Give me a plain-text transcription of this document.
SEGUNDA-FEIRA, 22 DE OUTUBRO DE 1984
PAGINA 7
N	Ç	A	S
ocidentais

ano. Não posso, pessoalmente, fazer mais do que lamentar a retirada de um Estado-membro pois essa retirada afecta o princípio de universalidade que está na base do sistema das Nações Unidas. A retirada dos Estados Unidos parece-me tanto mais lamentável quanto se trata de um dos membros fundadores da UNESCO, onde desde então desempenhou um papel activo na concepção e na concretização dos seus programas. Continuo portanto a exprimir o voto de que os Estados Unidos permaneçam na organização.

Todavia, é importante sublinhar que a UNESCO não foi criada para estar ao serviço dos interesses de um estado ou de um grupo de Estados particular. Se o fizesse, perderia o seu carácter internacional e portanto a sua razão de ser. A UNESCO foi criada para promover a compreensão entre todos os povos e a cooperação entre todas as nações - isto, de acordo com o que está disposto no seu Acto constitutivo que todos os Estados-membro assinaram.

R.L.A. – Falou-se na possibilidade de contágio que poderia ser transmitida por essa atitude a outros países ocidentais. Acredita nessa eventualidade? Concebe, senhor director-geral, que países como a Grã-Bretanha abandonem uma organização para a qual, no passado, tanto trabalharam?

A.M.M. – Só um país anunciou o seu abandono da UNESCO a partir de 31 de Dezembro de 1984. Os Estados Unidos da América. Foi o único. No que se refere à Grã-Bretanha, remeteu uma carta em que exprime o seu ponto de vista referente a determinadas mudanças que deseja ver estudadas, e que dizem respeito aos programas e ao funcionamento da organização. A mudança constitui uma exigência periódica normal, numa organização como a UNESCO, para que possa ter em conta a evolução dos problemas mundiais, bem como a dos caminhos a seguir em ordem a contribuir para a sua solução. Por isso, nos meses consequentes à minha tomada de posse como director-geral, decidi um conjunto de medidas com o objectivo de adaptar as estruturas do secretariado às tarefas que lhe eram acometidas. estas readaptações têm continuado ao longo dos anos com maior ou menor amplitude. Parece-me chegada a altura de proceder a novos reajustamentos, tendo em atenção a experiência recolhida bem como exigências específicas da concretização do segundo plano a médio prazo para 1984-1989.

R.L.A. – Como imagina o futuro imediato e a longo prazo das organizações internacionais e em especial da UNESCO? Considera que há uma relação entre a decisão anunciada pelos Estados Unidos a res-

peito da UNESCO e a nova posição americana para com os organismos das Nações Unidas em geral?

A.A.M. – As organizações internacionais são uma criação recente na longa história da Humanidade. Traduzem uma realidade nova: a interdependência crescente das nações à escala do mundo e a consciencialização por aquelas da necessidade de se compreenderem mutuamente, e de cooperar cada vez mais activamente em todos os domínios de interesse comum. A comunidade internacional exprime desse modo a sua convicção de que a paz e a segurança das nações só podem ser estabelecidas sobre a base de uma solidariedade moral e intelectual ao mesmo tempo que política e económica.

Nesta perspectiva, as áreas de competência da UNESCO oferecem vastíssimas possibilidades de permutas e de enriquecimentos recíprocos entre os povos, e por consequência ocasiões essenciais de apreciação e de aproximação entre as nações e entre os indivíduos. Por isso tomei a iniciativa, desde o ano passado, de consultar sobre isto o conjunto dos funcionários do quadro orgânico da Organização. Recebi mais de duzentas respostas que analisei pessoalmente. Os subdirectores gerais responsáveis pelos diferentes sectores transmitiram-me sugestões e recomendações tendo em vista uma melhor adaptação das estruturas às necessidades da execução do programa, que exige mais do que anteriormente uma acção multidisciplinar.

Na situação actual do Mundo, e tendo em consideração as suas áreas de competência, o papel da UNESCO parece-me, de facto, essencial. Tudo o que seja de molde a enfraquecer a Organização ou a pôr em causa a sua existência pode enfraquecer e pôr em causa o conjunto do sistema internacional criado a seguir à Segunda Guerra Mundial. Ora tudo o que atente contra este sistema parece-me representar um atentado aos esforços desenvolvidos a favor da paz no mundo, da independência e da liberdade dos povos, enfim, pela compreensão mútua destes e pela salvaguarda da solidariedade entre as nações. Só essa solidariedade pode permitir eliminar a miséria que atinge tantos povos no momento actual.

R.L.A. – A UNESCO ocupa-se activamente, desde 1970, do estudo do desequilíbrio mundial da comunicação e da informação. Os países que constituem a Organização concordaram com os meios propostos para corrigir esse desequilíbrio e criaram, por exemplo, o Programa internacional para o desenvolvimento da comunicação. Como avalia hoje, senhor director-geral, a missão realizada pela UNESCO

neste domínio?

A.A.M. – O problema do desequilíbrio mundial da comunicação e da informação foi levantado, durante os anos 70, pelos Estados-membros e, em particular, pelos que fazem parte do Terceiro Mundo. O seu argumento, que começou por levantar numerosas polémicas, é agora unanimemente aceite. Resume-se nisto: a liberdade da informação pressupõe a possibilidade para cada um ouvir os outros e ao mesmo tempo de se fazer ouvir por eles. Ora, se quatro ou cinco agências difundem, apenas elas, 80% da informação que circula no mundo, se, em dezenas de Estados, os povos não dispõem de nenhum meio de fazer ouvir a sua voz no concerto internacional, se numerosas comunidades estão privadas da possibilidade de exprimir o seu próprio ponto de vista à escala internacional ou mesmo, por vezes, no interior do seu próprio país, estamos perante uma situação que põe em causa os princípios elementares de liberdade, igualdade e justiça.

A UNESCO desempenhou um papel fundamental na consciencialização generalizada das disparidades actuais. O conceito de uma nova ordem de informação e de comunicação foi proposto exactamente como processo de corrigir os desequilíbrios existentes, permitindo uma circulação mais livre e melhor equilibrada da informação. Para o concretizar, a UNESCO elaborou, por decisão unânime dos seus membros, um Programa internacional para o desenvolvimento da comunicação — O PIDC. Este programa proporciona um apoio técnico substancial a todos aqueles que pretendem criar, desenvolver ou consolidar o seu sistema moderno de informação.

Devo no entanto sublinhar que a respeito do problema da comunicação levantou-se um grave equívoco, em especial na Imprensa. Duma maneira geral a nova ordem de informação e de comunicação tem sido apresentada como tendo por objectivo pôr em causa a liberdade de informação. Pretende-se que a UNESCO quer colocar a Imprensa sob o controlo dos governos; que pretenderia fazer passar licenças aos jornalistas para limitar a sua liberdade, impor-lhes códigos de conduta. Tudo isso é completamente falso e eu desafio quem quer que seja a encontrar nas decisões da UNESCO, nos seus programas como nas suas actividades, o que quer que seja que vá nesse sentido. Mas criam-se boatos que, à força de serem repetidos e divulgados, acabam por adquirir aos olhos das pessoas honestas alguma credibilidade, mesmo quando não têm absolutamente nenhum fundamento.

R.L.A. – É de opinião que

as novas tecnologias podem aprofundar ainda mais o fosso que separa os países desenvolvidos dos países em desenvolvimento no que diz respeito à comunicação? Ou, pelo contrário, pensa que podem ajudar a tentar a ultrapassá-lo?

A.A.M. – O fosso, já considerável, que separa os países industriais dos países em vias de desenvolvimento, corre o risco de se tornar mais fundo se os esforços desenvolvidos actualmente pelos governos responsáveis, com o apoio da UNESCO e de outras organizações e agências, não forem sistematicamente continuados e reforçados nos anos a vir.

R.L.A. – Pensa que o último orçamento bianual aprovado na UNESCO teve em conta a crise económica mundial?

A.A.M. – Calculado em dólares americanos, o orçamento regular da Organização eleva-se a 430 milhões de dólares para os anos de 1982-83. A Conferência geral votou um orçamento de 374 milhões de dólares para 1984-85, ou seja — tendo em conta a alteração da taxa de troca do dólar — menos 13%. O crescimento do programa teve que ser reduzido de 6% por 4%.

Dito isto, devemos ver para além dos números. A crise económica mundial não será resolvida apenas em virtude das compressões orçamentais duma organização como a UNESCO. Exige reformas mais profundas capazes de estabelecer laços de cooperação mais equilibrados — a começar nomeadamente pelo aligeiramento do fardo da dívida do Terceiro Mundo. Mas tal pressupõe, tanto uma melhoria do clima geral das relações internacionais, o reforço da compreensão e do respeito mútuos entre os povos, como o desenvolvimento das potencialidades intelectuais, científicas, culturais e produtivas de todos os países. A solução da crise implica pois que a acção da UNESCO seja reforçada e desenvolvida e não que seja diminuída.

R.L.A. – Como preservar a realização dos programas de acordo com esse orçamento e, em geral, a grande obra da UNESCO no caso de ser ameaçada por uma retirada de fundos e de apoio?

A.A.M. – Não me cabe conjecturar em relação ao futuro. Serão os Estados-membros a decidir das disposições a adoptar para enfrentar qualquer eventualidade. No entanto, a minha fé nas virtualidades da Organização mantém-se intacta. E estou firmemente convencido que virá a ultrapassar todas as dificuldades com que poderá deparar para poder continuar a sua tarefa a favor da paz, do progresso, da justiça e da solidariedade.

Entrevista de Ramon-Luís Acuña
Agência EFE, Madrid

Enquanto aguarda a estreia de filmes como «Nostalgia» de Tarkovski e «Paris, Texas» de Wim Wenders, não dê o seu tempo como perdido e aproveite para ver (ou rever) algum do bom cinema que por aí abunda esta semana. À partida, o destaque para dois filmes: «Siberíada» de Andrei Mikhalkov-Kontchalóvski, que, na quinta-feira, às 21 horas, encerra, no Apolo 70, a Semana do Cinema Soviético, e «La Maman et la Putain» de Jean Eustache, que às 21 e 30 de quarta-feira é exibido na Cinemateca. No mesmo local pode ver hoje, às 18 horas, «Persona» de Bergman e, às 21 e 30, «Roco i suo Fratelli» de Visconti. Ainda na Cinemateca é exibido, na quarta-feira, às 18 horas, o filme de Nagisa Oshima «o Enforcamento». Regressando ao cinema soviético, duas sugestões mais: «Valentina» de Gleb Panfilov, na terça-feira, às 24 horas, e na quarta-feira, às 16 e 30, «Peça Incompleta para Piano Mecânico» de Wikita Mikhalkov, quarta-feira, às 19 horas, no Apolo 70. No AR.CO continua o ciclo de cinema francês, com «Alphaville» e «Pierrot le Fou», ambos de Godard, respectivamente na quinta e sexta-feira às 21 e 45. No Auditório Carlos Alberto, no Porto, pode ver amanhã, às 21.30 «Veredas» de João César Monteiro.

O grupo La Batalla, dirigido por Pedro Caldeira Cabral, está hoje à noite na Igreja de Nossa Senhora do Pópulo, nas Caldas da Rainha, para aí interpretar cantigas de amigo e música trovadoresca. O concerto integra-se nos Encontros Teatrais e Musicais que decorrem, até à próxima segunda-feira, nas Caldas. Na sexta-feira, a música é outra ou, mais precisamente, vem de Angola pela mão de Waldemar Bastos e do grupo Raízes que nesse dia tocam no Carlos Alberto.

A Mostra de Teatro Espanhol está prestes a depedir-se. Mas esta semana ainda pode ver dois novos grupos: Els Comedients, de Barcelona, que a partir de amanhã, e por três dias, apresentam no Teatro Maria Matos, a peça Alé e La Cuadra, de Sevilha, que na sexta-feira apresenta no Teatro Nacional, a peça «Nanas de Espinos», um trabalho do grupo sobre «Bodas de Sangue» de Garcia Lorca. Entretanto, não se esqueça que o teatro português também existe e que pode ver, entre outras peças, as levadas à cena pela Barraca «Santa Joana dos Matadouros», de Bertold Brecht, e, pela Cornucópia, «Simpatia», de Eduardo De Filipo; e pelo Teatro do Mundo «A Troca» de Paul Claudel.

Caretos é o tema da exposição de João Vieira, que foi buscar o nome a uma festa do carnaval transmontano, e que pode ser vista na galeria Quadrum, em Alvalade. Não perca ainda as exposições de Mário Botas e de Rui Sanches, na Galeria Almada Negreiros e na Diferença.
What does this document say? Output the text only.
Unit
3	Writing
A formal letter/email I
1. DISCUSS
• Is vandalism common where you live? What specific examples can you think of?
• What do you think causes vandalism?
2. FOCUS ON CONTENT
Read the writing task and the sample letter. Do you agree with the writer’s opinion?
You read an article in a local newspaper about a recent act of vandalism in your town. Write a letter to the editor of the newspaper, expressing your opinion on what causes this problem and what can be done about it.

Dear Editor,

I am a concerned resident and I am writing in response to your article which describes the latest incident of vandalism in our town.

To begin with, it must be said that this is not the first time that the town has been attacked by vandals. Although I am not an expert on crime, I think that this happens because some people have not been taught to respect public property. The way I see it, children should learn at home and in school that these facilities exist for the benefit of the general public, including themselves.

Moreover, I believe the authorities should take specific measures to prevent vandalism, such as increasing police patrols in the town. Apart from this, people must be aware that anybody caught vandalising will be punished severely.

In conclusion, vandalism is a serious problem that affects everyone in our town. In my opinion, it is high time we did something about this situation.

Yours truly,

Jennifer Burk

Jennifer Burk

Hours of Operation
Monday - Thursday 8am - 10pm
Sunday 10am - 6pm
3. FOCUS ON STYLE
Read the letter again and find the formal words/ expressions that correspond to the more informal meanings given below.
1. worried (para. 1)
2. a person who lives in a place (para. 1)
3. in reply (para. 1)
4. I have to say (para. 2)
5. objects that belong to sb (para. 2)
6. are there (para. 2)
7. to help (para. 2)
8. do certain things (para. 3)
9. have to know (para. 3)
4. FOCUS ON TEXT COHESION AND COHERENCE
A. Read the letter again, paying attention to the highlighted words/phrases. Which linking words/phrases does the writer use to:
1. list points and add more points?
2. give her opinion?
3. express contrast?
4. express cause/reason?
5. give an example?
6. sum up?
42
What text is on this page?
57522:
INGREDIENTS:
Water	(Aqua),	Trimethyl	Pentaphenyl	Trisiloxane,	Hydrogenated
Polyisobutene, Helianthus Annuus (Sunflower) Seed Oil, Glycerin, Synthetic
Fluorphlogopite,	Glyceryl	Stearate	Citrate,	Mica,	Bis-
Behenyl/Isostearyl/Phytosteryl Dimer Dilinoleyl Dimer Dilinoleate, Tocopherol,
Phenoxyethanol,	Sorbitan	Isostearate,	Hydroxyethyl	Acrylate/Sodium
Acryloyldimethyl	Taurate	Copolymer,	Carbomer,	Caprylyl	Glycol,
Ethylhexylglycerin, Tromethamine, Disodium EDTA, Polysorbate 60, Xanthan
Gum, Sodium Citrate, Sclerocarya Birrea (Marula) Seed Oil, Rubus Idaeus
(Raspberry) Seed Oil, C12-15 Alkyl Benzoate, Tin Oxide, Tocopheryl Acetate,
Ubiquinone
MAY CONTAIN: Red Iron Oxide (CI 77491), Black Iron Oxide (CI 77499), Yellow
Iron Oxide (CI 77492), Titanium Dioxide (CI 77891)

▸ Required task: Find each line with the string "specific" and copy it out.

▸ Output of the exercise:
• Is vandalism common where you live? What specific examples can you think of?
Moreover, I believe the authorities should take specific measures to prevent vandalism, such as increasing police patrols in the town. Apart from this, people must be aware that anybody caught vandalising will be punished severely.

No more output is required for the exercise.